* _WHAT TO PRODUCE_
Filter the listing and keep only the lines with the word "dam³".

* _ENTRIES_
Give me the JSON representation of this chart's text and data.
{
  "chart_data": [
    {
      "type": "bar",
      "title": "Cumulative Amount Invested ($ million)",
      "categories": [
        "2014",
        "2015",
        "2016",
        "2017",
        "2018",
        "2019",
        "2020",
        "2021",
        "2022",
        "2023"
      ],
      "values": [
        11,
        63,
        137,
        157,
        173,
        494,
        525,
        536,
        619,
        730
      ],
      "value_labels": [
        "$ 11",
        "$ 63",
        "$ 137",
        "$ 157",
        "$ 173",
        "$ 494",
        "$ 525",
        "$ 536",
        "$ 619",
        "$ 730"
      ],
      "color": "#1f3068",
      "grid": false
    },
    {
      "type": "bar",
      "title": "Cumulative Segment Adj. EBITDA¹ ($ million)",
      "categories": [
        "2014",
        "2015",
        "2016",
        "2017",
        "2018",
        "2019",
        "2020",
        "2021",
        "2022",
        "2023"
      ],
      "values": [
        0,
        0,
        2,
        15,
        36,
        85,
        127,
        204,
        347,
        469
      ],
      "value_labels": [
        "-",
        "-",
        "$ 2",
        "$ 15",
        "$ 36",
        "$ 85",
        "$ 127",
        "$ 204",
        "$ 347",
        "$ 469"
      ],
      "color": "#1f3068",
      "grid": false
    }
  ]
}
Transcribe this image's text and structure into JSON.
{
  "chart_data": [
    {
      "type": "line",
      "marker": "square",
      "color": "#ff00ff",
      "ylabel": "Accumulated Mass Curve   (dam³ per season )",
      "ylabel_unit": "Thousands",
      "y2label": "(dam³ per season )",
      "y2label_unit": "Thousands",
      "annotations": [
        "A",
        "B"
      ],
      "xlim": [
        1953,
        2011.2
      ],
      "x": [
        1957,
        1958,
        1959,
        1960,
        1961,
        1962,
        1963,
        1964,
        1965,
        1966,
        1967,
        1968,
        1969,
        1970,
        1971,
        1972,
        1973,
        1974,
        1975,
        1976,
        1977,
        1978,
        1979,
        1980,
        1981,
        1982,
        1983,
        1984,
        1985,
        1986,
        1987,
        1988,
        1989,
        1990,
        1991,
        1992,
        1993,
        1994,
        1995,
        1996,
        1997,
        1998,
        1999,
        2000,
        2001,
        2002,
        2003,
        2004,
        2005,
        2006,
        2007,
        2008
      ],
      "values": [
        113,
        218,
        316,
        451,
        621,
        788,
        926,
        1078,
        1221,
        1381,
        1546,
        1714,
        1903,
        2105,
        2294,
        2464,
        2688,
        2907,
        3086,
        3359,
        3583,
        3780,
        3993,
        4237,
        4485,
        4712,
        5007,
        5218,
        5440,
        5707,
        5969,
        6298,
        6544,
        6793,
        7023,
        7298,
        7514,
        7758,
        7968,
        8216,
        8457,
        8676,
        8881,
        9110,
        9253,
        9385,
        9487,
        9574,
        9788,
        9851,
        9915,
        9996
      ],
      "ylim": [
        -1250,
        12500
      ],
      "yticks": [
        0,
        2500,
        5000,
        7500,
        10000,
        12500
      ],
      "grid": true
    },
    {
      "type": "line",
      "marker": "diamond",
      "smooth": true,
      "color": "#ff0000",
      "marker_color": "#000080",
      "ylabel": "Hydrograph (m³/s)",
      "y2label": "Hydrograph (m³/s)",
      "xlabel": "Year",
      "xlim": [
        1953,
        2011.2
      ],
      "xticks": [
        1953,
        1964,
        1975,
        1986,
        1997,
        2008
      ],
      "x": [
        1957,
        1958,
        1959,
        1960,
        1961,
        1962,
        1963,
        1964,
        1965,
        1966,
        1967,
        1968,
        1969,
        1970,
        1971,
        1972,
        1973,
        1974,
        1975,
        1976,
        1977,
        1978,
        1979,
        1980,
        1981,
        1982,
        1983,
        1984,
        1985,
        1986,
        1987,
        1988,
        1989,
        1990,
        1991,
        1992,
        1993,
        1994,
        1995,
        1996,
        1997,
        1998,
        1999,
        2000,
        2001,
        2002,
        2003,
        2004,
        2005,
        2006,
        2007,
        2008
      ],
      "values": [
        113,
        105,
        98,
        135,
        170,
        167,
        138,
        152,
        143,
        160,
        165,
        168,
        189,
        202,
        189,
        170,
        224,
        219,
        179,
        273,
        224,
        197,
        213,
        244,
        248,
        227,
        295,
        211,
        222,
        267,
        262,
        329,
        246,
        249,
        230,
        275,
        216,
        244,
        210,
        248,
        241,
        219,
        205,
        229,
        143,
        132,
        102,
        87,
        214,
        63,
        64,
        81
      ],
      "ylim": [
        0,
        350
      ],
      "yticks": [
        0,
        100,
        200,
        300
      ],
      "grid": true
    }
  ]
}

...

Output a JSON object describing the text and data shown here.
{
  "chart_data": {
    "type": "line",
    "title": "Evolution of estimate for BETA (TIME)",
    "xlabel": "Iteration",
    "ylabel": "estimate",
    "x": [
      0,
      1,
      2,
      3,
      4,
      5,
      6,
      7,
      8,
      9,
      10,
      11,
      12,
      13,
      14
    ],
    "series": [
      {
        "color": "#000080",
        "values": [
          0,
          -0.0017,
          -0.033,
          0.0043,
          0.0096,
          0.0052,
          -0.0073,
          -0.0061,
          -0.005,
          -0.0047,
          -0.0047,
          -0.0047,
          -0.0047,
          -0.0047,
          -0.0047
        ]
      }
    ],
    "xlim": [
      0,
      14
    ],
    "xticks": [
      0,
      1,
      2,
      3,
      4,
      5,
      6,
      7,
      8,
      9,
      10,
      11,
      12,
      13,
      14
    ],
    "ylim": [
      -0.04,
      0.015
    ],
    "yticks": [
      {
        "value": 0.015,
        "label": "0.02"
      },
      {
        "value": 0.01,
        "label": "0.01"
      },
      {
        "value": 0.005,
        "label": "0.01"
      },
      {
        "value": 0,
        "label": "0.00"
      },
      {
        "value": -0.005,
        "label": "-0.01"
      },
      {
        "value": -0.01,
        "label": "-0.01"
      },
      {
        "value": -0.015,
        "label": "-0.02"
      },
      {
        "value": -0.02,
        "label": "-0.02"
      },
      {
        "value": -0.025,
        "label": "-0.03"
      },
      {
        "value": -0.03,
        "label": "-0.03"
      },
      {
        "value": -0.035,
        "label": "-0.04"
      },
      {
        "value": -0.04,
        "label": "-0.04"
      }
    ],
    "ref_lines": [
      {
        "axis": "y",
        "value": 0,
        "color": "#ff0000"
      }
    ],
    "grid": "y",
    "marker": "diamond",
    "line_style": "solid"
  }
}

* _RESULT_
      "ylabel": "Accumulated Mass Curve   (dam³ per season )",
      "y2label": "(dam³ per season )",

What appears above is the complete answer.